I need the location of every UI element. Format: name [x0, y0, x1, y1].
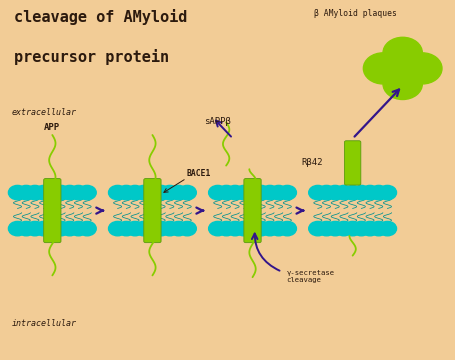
- Text: β AMyloid plaques: β AMyloid plaques: [314, 9, 397, 18]
- Circle shape: [143, 185, 162, 200]
- Circle shape: [269, 185, 288, 200]
- Circle shape: [126, 185, 144, 200]
- Circle shape: [383, 68, 422, 99]
- Text: extracellular: extracellular: [11, 108, 76, 117]
- Circle shape: [243, 221, 262, 236]
- Circle shape: [361, 185, 379, 200]
- Circle shape: [361, 221, 379, 236]
- Circle shape: [217, 185, 236, 200]
- Circle shape: [278, 221, 297, 236]
- Circle shape: [217, 221, 236, 236]
- Circle shape: [152, 185, 170, 200]
- Circle shape: [17, 185, 35, 200]
- Circle shape: [278, 185, 297, 200]
- Circle shape: [52, 185, 70, 200]
- Circle shape: [26, 185, 44, 200]
- Text: intracellular: intracellular: [11, 319, 76, 328]
- Circle shape: [344, 221, 362, 236]
- Circle shape: [61, 221, 79, 236]
- Circle shape: [364, 53, 403, 84]
- Circle shape: [369, 221, 388, 236]
- Circle shape: [252, 185, 270, 200]
- Circle shape: [308, 185, 327, 200]
- Circle shape: [26, 221, 44, 236]
- Circle shape: [326, 221, 344, 236]
- Circle shape: [252, 221, 270, 236]
- Circle shape: [335, 221, 353, 236]
- FancyBboxPatch shape: [244, 179, 261, 243]
- Circle shape: [352, 185, 370, 200]
- Circle shape: [9, 185, 27, 200]
- Circle shape: [78, 221, 96, 236]
- Circle shape: [9, 221, 27, 236]
- Circle shape: [178, 221, 196, 236]
- Circle shape: [269, 221, 288, 236]
- Text: Rβ42: Rβ42: [302, 158, 323, 167]
- Circle shape: [226, 221, 244, 236]
- Text: γ-secretase
cleavage: γ-secretase cleavage: [287, 270, 335, 283]
- Circle shape: [78, 185, 96, 200]
- Circle shape: [378, 185, 397, 200]
- Circle shape: [69, 185, 87, 200]
- Circle shape: [152, 221, 170, 236]
- Circle shape: [126, 221, 144, 236]
- Circle shape: [43, 185, 61, 200]
- Circle shape: [235, 185, 253, 200]
- Circle shape: [161, 221, 179, 236]
- Circle shape: [235, 221, 253, 236]
- Circle shape: [35, 221, 53, 236]
- Circle shape: [117, 221, 136, 236]
- Circle shape: [326, 185, 344, 200]
- Circle shape: [209, 221, 227, 236]
- Circle shape: [378, 221, 397, 236]
- Circle shape: [109, 221, 126, 236]
- Circle shape: [318, 221, 336, 236]
- Circle shape: [383, 37, 422, 68]
- Circle shape: [226, 185, 244, 200]
- Circle shape: [318, 185, 336, 200]
- Text: APP: APP: [44, 123, 61, 132]
- Circle shape: [403, 53, 442, 84]
- Circle shape: [209, 185, 227, 200]
- Text: BACE1: BACE1: [187, 170, 211, 179]
- Text: sAPPβ: sAPPβ: [203, 117, 231, 126]
- Circle shape: [169, 221, 187, 236]
- Circle shape: [344, 185, 362, 200]
- Circle shape: [17, 221, 35, 236]
- Circle shape: [52, 221, 70, 236]
- Circle shape: [369, 185, 388, 200]
- Circle shape: [69, 221, 87, 236]
- Circle shape: [135, 185, 153, 200]
- Circle shape: [135, 221, 153, 236]
- Circle shape: [261, 185, 279, 200]
- Circle shape: [178, 185, 196, 200]
- Circle shape: [143, 221, 162, 236]
- FancyBboxPatch shape: [344, 141, 361, 185]
- Circle shape: [388, 57, 418, 80]
- Text: cleavage of AMyloid: cleavage of AMyloid: [14, 9, 187, 25]
- FancyBboxPatch shape: [44, 179, 61, 243]
- Circle shape: [61, 185, 79, 200]
- Circle shape: [161, 185, 179, 200]
- Circle shape: [35, 185, 53, 200]
- Circle shape: [308, 221, 327, 236]
- Circle shape: [43, 221, 61, 236]
- Circle shape: [169, 185, 187, 200]
- Circle shape: [261, 221, 279, 236]
- Circle shape: [352, 221, 370, 236]
- Circle shape: [117, 185, 136, 200]
- Circle shape: [109, 185, 126, 200]
- Text: precursor protein: precursor protein: [14, 49, 169, 64]
- Circle shape: [243, 185, 262, 200]
- Circle shape: [335, 185, 353, 200]
- FancyBboxPatch shape: [144, 179, 161, 243]
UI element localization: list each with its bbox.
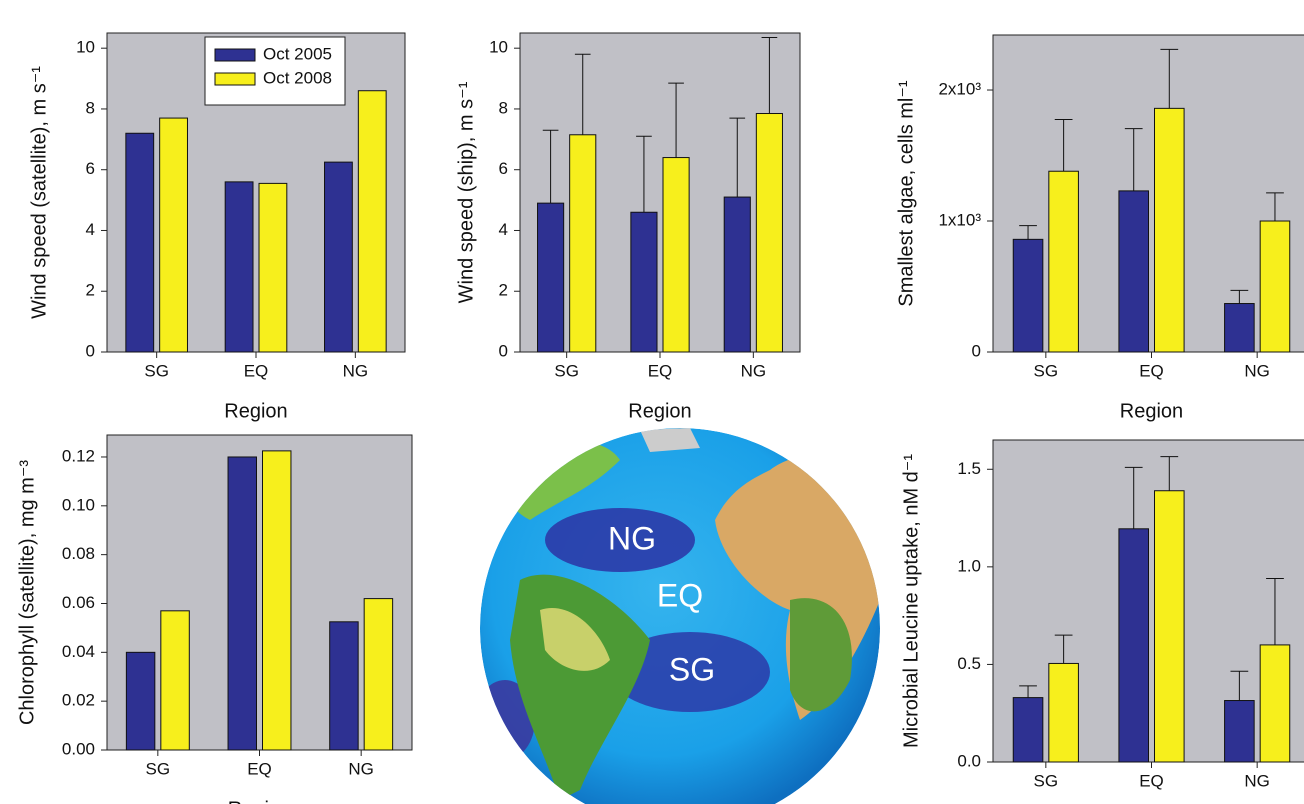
- x-tick-label: EQ: [648, 361, 673, 380]
- bar: [161, 611, 189, 750]
- bar: [228, 457, 256, 750]
- x-tick-label: EQ: [244, 361, 269, 380]
- bar: [1049, 171, 1079, 352]
- legend-swatch: [215, 73, 255, 85]
- x-tick-label: EQ: [247, 759, 272, 778]
- bar: [756, 114, 782, 352]
- bar: [1155, 491, 1185, 762]
- bar: [259, 183, 287, 352]
- bar: [160, 118, 188, 352]
- y-tick-label: 1.0: [957, 556, 981, 575]
- bar: [663, 158, 689, 352]
- y-tick-label: 0.04: [62, 642, 95, 661]
- bar: [1155, 108, 1185, 352]
- bar: [1013, 239, 1043, 352]
- x-tick-label: SG: [146, 759, 171, 778]
- legend-label: Oct 2005: [263, 44, 332, 63]
- bar: [1119, 191, 1149, 352]
- y-tick-label: 0.06: [62, 593, 95, 612]
- x-axis-label: Region: [224, 400, 287, 422]
- y-tick-label: 6: [499, 159, 508, 178]
- globe-label: EQ: [657, 577, 703, 613]
- y-tick-label: 0.08: [62, 544, 95, 563]
- x-tick-label: NG: [741, 361, 767, 380]
- x-tick-label: NG: [1244, 361, 1270, 380]
- bar: [1225, 701, 1255, 762]
- bar: [330, 622, 358, 750]
- bar: [1049, 663, 1079, 762]
- bar: [263, 451, 291, 750]
- x-tick-label: SG: [1034, 361, 1059, 380]
- bar: [364, 599, 392, 750]
- y-tick-label: 0.12: [62, 446, 95, 465]
- y-tick-label: 1.5: [957, 459, 981, 478]
- y-axis-label: Smallest algae, cells ml⁻¹: [895, 80, 917, 307]
- x-tick-label: SG: [144, 361, 169, 380]
- bar: [538, 203, 564, 352]
- bar: [1225, 304, 1255, 352]
- y-tick-label: 0.5: [957, 654, 981, 673]
- y-tick-label: 0: [499, 341, 508, 360]
- y-tick-label: 0: [972, 341, 981, 360]
- y-tick-label: 2: [499, 281, 508, 300]
- bar: [724, 197, 750, 352]
- y-tick-label: 2: [86, 281, 95, 300]
- legend-label: Oct 2008: [263, 68, 332, 87]
- y-tick-label: 0.10: [62, 495, 95, 514]
- y-tick-label: 10: [489, 38, 508, 57]
- bar: [1119, 529, 1149, 762]
- x-axis-label: Region: [228, 798, 291, 804]
- y-axis-label: Wind speed (ship), m s⁻¹: [455, 81, 477, 303]
- y-tick-label: 4: [499, 220, 508, 239]
- bar: [570, 135, 596, 352]
- y-tick-label: 2x10³: [938, 80, 981, 99]
- bar: [1260, 645, 1290, 762]
- bar: [631, 212, 657, 352]
- bar: [126, 652, 154, 750]
- bar: [225, 182, 253, 352]
- y-tick-label: 4: [86, 220, 95, 239]
- y-tick-label: 8: [86, 98, 95, 117]
- bar: [325, 162, 353, 352]
- bar: [1013, 698, 1043, 762]
- y-axis-label: Wind speed (satellite), m s⁻¹: [28, 66, 50, 319]
- y-tick-label: 0.0: [957, 751, 981, 770]
- y-tick-label: 6: [86, 159, 95, 178]
- x-axis-label: Region: [1120, 400, 1183, 422]
- y-tick-label: 10: [76, 38, 95, 57]
- y-axis-label: Microbial Leucine uptake, nM d⁻¹: [900, 454, 922, 748]
- legend-swatch: [215, 49, 255, 61]
- y-axis-label: Chlorophyll (satellite), mg m⁻³: [16, 460, 38, 725]
- x-tick-label: NG: [343, 361, 369, 380]
- bar: [1260, 221, 1290, 352]
- bar: [126, 133, 154, 352]
- x-axis-label: Region: [628, 400, 691, 422]
- y-tick-label: 8: [499, 98, 508, 117]
- y-tick-label: 1x10³: [938, 210, 981, 229]
- x-tick-label: NG: [348, 759, 374, 778]
- y-tick-label: 0.00: [62, 739, 95, 758]
- y-tick-label: 0: [86, 341, 95, 360]
- x-tick-label: EQ: [1139, 771, 1164, 790]
- figure: NG EQ SG 0246810SGEQNGRegionWind speed (…: [0, 0, 1304, 804]
- bar: [358, 91, 386, 352]
- x-tick-label: SG: [1034, 771, 1059, 790]
- globe-label: SG: [669, 651, 715, 687]
- globe-label: NG: [608, 520, 656, 556]
- x-tick-label: SG: [554, 361, 579, 380]
- y-tick-label: 0.02: [62, 691, 95, 710]
- x-tick-label: NG: [1244, 771, 1270, 790]
- x-tick-label: EQ: [1139, 361, 1164, 380]
- globe: [475, 428, 885, 804]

> Exercise details:
Would you please filter the lines above and copy every one that includes "FancyBboxPatch"?

> Reply to the task:
- FancyBboxPatch shape: [244, 179, 261, 243]
- FancyBboxPatch shape: [344, 141, 361, 185]
- FancyBboxPatch shape: [44, 179, 61, 243]
- FancyBboxPatch shape: [144, 179, 161, 243]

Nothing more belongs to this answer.